◆ Information provided:
=======

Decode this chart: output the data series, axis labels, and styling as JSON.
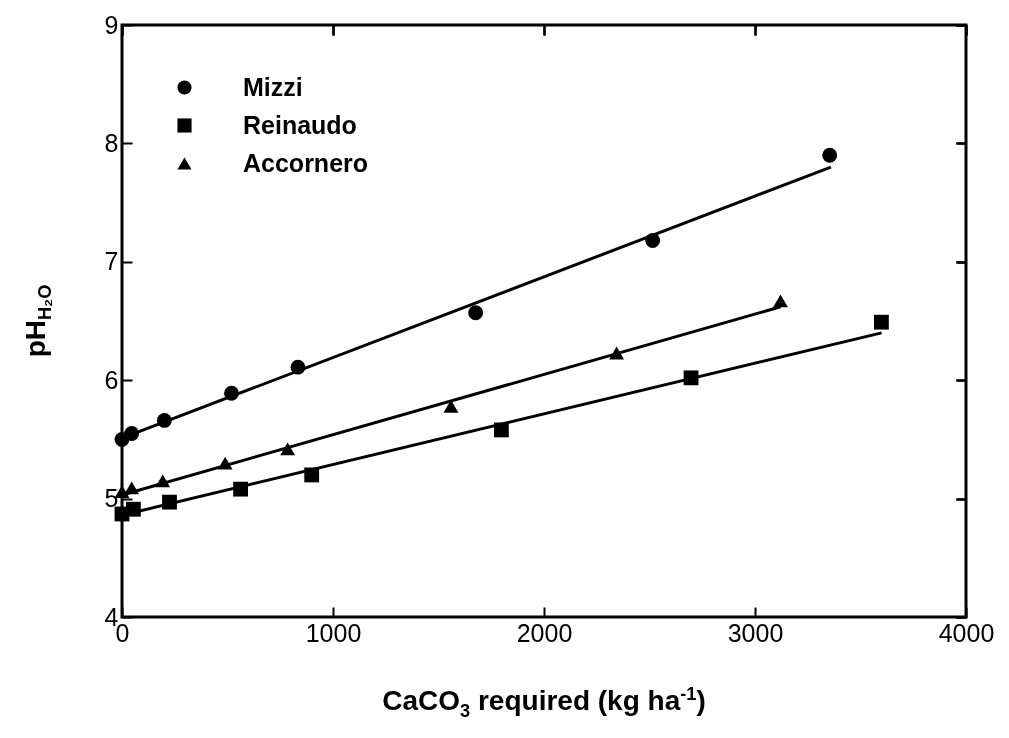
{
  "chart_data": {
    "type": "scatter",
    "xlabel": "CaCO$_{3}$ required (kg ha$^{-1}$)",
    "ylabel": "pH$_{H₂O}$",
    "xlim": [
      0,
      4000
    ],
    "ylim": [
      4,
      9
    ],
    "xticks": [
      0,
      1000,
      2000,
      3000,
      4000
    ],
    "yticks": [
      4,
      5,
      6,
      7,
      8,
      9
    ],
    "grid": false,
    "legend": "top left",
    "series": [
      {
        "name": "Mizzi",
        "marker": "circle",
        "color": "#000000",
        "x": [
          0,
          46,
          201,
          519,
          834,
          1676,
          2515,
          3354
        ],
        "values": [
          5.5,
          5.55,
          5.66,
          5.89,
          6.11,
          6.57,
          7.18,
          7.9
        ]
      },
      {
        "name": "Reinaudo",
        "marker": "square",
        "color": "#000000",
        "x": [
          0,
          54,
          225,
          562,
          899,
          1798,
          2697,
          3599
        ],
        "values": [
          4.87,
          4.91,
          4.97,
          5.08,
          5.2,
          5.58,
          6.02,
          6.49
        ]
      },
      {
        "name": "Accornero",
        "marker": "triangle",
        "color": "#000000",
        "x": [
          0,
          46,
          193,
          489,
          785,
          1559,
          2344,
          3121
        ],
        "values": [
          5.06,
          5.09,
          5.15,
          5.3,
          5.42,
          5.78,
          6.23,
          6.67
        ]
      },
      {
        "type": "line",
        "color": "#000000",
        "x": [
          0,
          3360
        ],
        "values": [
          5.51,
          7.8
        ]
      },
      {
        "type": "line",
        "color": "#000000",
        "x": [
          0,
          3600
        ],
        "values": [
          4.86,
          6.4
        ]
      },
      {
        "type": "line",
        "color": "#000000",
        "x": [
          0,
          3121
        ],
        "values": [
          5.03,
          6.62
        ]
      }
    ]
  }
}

=======

◆ Exercise aim:
Show every line above in which the word "marker" occurs.

◆ Answer to the task:
        "marker": "circle",
        "marker": "square",
        "marker": "triangle",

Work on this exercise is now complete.